**SET EXERCISE:**
From the entries that follow, list every line in which the string "Company" appears.

**Saved entries:**
►

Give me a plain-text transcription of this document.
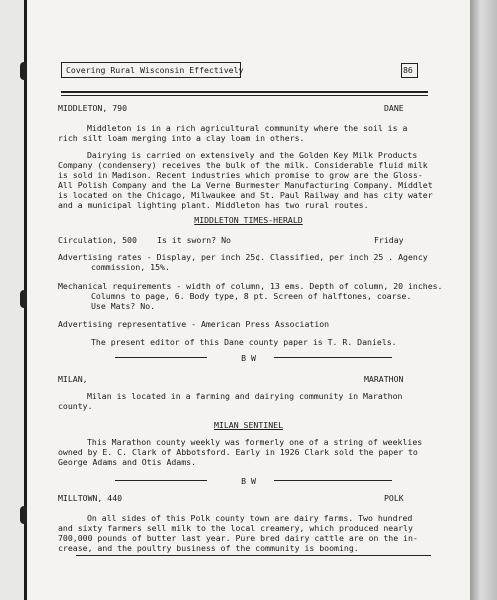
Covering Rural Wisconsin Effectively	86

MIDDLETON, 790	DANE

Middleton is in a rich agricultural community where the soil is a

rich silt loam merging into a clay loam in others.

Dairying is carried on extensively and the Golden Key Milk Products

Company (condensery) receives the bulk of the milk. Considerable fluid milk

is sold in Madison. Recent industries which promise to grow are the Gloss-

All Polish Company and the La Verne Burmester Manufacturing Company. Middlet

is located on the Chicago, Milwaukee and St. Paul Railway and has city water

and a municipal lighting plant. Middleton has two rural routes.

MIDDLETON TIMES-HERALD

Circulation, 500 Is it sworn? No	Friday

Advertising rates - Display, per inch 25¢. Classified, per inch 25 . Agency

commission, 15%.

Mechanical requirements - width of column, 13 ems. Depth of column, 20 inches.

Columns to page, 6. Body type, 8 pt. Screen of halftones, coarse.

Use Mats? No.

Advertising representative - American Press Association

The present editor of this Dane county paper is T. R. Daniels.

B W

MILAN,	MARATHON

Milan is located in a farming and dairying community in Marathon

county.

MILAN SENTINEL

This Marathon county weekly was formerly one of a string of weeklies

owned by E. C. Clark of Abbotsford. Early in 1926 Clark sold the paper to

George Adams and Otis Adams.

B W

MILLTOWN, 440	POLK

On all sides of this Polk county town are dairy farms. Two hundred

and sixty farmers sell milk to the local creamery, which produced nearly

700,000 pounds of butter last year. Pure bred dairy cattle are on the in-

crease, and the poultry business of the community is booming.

◄
►

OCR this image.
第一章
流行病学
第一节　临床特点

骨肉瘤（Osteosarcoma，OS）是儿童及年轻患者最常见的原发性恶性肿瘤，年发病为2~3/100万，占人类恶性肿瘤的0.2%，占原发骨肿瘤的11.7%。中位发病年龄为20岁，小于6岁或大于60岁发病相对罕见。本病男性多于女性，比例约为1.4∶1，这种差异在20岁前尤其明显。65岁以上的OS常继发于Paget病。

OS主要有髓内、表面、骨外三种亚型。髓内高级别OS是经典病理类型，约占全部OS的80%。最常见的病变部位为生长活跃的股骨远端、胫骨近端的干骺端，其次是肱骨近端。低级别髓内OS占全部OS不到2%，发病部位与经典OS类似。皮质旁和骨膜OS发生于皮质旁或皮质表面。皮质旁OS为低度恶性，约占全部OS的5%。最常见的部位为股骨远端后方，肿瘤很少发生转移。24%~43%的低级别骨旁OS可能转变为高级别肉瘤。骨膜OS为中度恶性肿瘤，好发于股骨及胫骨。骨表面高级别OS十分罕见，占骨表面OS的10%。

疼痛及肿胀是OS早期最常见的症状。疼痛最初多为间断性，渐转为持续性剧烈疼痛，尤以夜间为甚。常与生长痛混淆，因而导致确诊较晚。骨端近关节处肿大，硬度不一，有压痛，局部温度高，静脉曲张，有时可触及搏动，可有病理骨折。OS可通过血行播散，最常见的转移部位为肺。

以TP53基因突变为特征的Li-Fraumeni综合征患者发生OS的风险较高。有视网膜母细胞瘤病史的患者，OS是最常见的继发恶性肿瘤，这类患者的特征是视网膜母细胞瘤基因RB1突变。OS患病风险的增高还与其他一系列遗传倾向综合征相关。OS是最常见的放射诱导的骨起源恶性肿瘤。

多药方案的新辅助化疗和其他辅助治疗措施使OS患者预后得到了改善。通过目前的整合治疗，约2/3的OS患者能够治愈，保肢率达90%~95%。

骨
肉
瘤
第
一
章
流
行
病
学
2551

◄
►

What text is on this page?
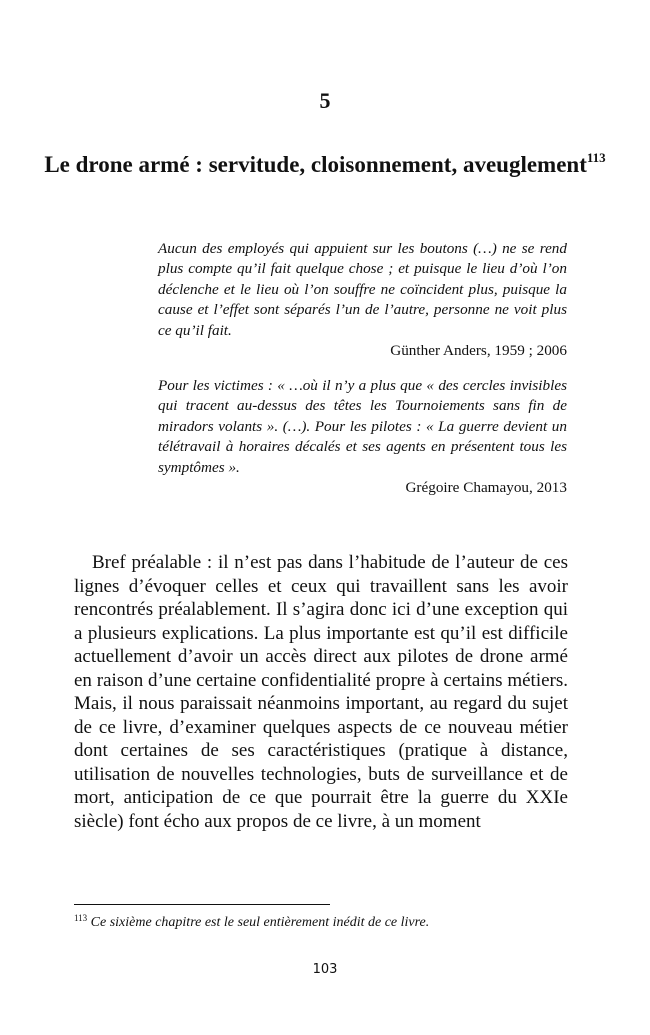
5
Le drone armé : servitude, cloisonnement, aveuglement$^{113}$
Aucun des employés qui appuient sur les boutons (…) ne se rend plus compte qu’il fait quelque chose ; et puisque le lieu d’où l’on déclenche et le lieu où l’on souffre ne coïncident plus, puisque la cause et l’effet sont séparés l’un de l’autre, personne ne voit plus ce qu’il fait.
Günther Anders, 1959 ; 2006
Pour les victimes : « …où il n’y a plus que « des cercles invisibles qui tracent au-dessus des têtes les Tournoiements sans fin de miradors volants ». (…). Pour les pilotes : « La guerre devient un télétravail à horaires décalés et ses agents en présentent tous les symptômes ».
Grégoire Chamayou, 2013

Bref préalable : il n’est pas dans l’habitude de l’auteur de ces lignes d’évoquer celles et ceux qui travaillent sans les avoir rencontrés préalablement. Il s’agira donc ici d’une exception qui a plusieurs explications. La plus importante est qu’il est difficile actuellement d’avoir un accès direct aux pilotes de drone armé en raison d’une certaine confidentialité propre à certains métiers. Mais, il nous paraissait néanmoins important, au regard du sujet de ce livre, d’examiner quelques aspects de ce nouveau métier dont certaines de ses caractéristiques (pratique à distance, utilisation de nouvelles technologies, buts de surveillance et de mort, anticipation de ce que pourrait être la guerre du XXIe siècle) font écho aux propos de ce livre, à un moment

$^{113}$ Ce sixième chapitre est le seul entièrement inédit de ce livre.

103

◄

**FULL OUTPUT:**
Company (condensery) receives the bulk of the milk. Considerable fluid milk
All Polish Company and the La Verne Burmester Manufacturing Company. Middlet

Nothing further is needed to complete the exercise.